■ WHAT IS BEING ASKED
Quote the data below in full, minus the images.

** Start of INFORMATION SHOWN **

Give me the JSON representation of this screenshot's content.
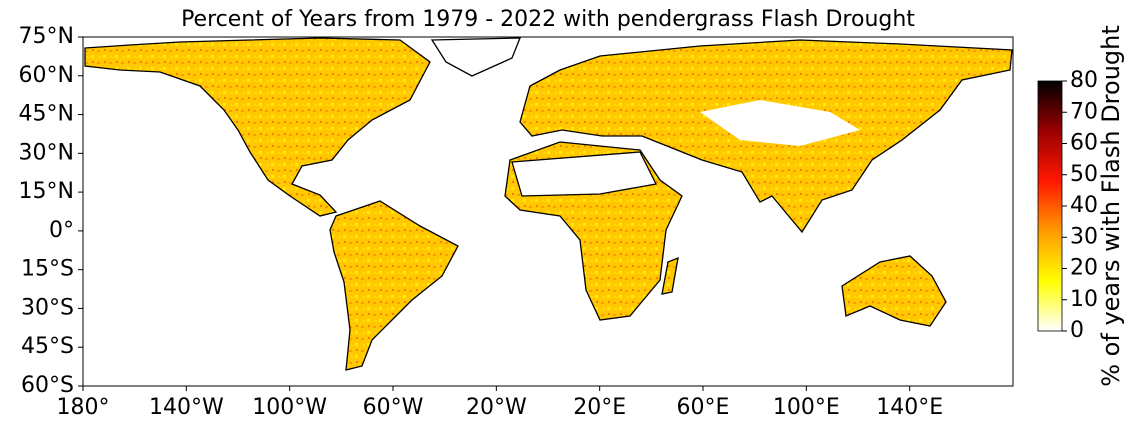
{
  "chart_data": {
    "type": "map",
    "title": "Percent of Years from 1979 - 2022 with pendergrass Flash Drought",
    "xlim": [
      -180,
      180
    ],
    "xticks": [
      {
        "value": -180,
        "label": "180°"
      },
      {
        "value": -140,
        "label": "140°W"
      },
      {
        "value": -100,
        "label": "100°W"
      },
      {
        "value": -60,
        "label": "60°W"
      },
      {
        "value": -20,
        "label": "20°W"
      },
      {
        "value": 20,
        "label": "20°E"
      },
      {
        "value": 60,
        "label": "60°E"
      },
      {
        "value": 100,
        "label": "100°E"
      },
      {
        "value": 140,
        "label": "140°E"
      }
    ],
    "ylim": [
      -60,
      75
    ],
    "yticks": [
      {
        "value": 75,
        "label": "75°N"
      },
      {
        "value": 60,
        "label": "60°N"
      },
      {
        "value": 45,
        "label": "45°N"
      },
      {
        "value": 30,
        "label": "30°N"
      },
      {
        "value": 15,
        "label": "15°N"
      },
      {
        "value": 0,
        "label": "0°"
      },
      {
        "value": -15,
        "label": "15°S"
      },
      {
        "value": -30,
        "label": "30°S"
      },
      {
        "value": -45,
        "label": "45°S"
      },
      {
        "value": -60,
        "label": "60°S"
      }
    ],
    "colorbar": {
      "label": "% of years with Flash Drought",
      "lim": [
        0,
        80
      ],
      "ticks": [
        0,
        10,
        20,
        30,
        40,
        50,
        60,
        70,
        80
      ],
      "colormap": [
        "#ffffff",
        "#ffff00",
        "#ff9a00",
        "#ff1800",
        "#9a0000",
        "#000000"
      ]
    }
  }
}
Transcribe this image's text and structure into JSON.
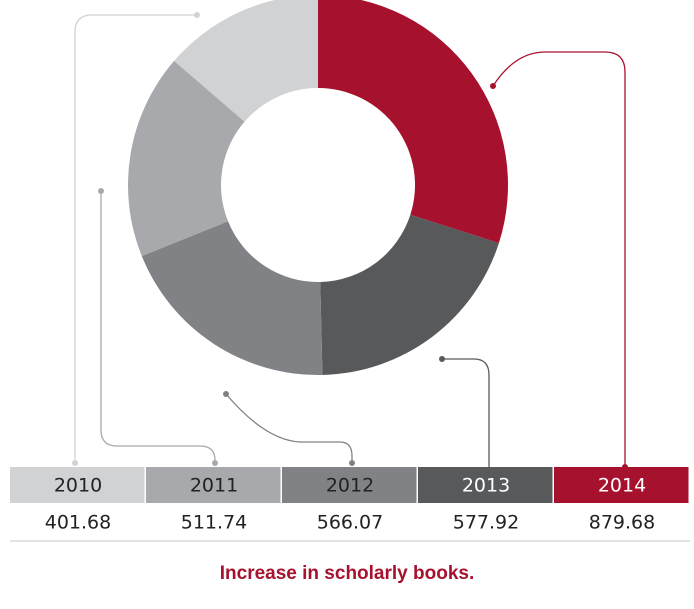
{
  "chart_data": {
    "type": "donut",
    "title": "Increase in scholarly books.",
    "categories": [
      "2010",
      "2011",
      "2012",
      "2013",
      "2014"
    ],
    "values": [
      401.68,
      511.74,
      566.07,
      577.92,
      879.68
    ],
    "colors": [
      "#d1d2d4",
      "#a7a9ac",
      "#808285",
      "#58595b",
      "#a6112e"
    ]
  }
}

** End of INFORMATION SHOWN **

■ EXERCISE SOLUTION
Give me the JSON representation of this screenshot's content.
{
  "chart_data": {
    "type": "map",
    "title": "Percent of Years from 1979 - 2022 with pendergrass Flash Drought",
    "xlim": [
      -180,
      180
    ],
    "xticks": [
      {
        "value": -180,
        "label": "180°"
      },
      {
        "value": -140,
        "label": "140°W"
      },
      {
        "value": -100,
        "label": "100°W"
      },
      {
        "value": -60,
        "label": "60°W"
      },
      {
        "value": -20,
        "label": "20°W"
      },
      {
        "value": 20,
        "label": "20°E"
      },
      {
        "value": 60,
        "label": "60°E"
      },
      {
        "value": 100,
        "label": "100°E"
      },
      {
        "value": 140,
        "label": "140°E"
      }
    ],
    "ylim": [
      -60,
      75
    ],
    "yticks": [
      {
        "value": 75,
        "label": "75°N"
      },
      {
        "value": 60,
        "label": "60°N"
      },
      {
        "value": 45,
        "label": "45°N"
      },
      {
        "value": 30,
        "label": "30°N"
      },
      {
        "value": 15,
        "label": "15°N"
      },
      {
        "value": 0,
        "label": "0°"
      },
      {
        "value": -15,
        "label": "15°S"
      },
      {
        "value": -30,
        "label": "30°S"
      },
      {
        "value": -45,
        "label": "45°S"
      },
      {
        "value": -60,
        "label": "60°S"
      }
    ],
    "colorbar": {
      "label": "% of years with Flash Drought",
      "lim": [
        0,
        80
      ],
      "ticks": [
        0,
        10,
        20,
        30,
        40,
        50,
        60,
        70,
        80
      ],
      "colormap": [
        "#ffffff",
        "#ffff00",
        "#ff9a00",
        "#ff1800",
        "#9a0000",
        "#000000"
      ]
    }
  }
}
Transcribe this image's text and structure into JSON.
{
  "chart_data": {
    "type": "donut",
    "title": "Increase in scholarly books.",
    "categories": [
      "2010",
      "2011",
      "2012",
      "2013",
      "2014"
    ],
    "values": [
      401.68,
      511.74,
      566.07,
      577.92,
      879.68
    ],
    "colors": [
      "#d1d2d4",
      "#a7a9ac",
      "#808285",
      "#58595b",
      "#a6112e"
    ]
  }
}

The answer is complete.